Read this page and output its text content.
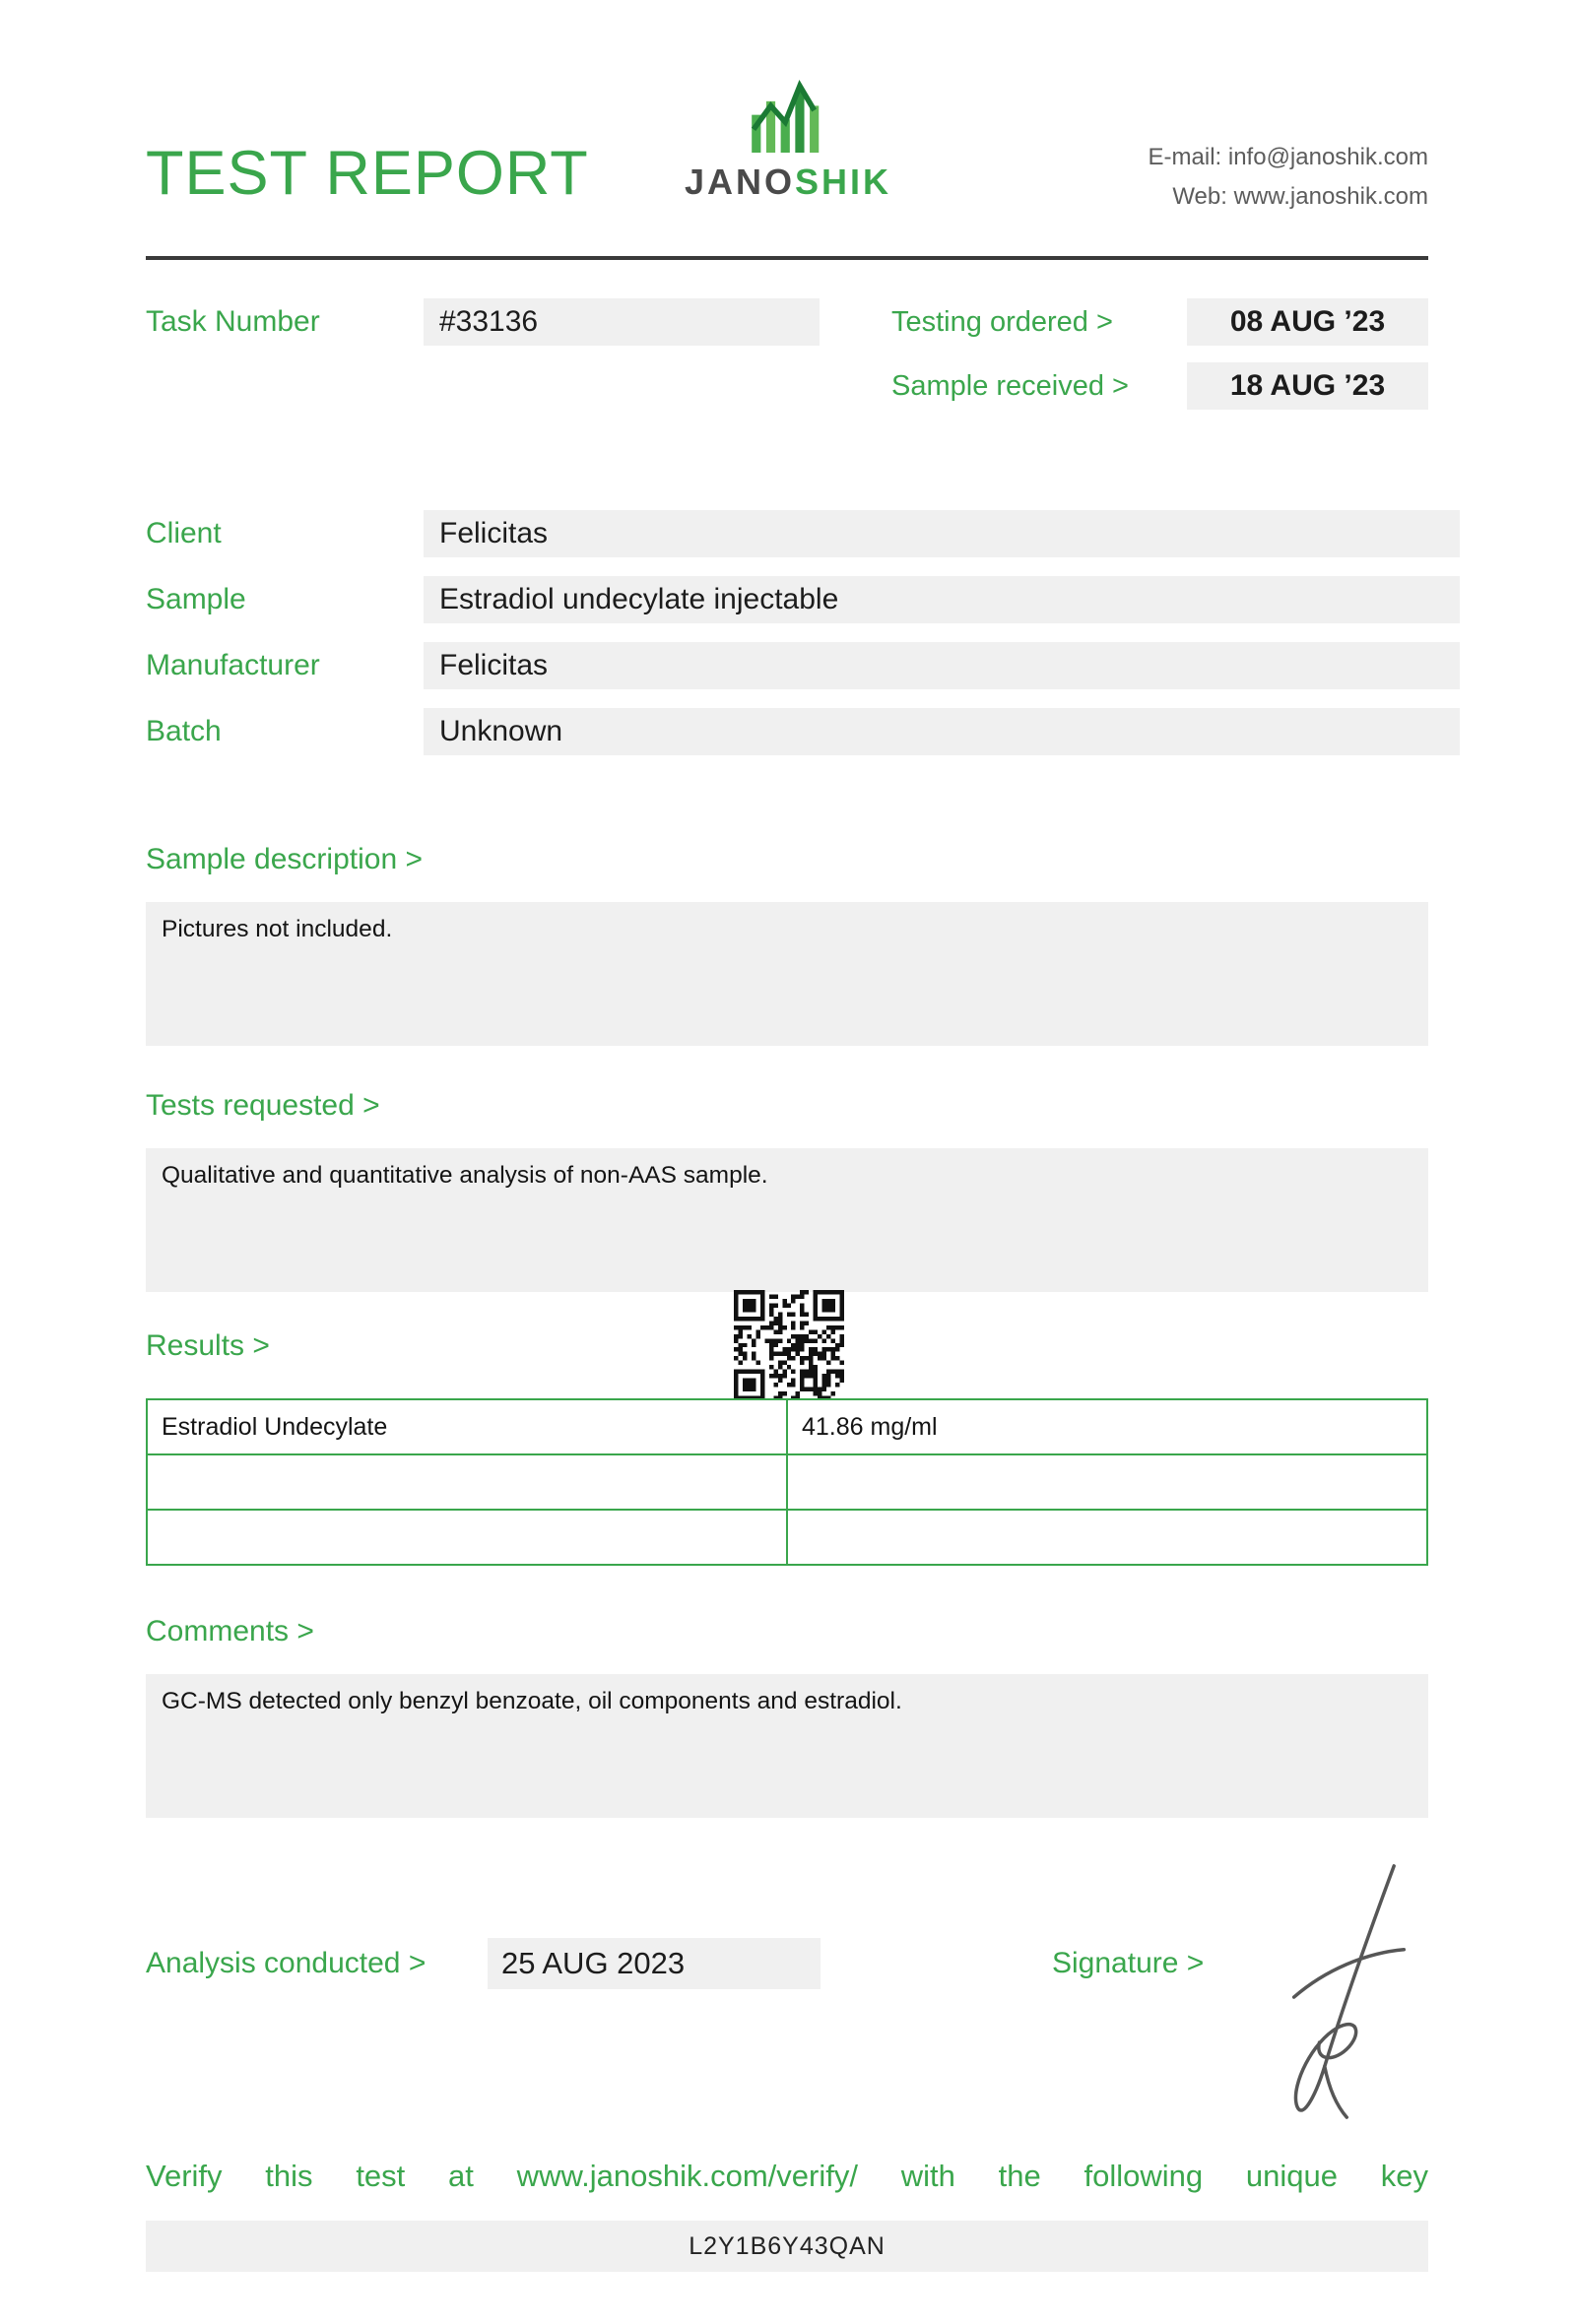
TEST REPORT	JANOSHIK
E-mail: info@janoshik.com
Web: www.janoshik.com
Task Number	#33136	Testing ordered >	08 AUG ’23
Sample received >	18 AUG ’23
Client	Felicitas
Sample	Estradiol undecylate injectable
Manufacturer	Felicitas
Batch	Unknown
Sample description >
Pictures not included.
Tests requested >
Qualitative and quantitative analysis of non-AAS sample.
Results >
Estradiol Undecylate	41.86 mg/ml

Comments >
GC-MS detected only benzyl benzoate, oil components and estradiol.
Analysis conducted >	25 AUG 2023	Signature >
Verify this test at www.janoshik.com/verify/ with the following unique key
L2Y1B6Y43QAN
• • • •
■ **What is needed**: Check each line of the records for the word "this", and show the lines that contain it.

■ **Response to the task**:
Read this page and output its text content.
Verify this test at www.janoshik.com/verify/ with the following unique key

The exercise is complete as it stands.